=== OBJECTIVE ===
Determine how many lines in the data below contain "median" and write only that number.

=== DATA FOR THIS EXERCISE ===
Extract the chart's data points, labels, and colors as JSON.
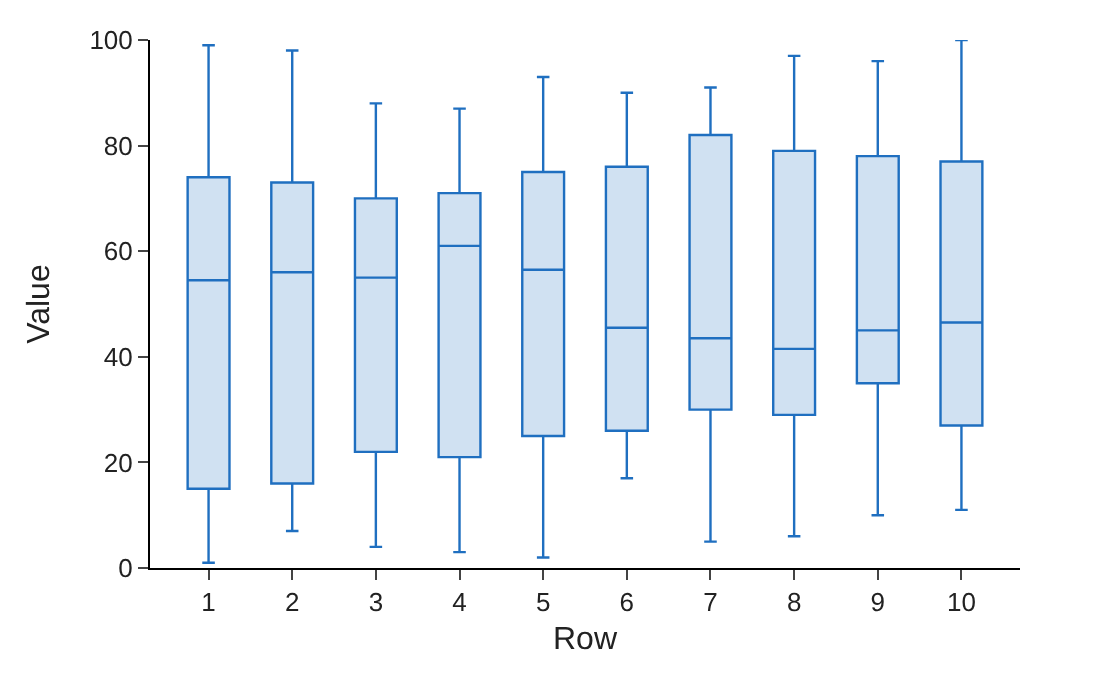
{
  "chart_data": {
    "type": "box",
    "xlabel": "Row",
    "ylabel": "Value",
    "categories": [
      "1",
      "2",
      "3",
      "4",
      "5",
      "6",
      "7",
      "8",
      "9",
      "10"
    ],
    "color": "#1f6fc0",
    "ylim": [
      0,
      100
    ],
    "yticks": [
      0,
      20,
      40,
      60,
      80,
      100
    ],
    "boxes": [
      {
        "low": 1,
        "q1": 15,
        "median": 54.5,
        "q3": 74,
        "high": 99
      },
      {
        "low": 7,
        "q1": 16,
        "median": 56,
        "q3": 73,
        "high": 98
      },
      {
        "low": 4,
        "q1": 22,
        "median": 55,
        "q3": 70,
        "high": 88
      },
      {
        "low": 3,
        "q1": 21,
        "median": 61,
        "q3": 71,
        "high": 87
      },
      {
        "low": 2,
        "q1": 25,
        "median": 56.5,
        "q3": 75,
        "high": 93
      },
      {
        "low": 17,
        "q1": 26,
        "median": 45.5,
        "q3": 76,
        "high": 90
      },
      {
        "low": 5,
        "q1": 30,
        "median": 43.5,
        "q3": 82,
        "high": 91
      },
      {
        "low": 6,
        "q1": 29,
        "median": 41.5,
        "q3": 79,
        "high": 97
      },
      {
        "low": 10,
        "q1": 35,
        "median": 45,
        "q3": 78,
        "high": 96
      },
      {
        "low": 11,
        "q1": 27,
        "median": 46.5,
        "q3": 77,
        "high": 100
      }
    ]
  }
}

=== OUTPUT FOR THIS TASK ===
10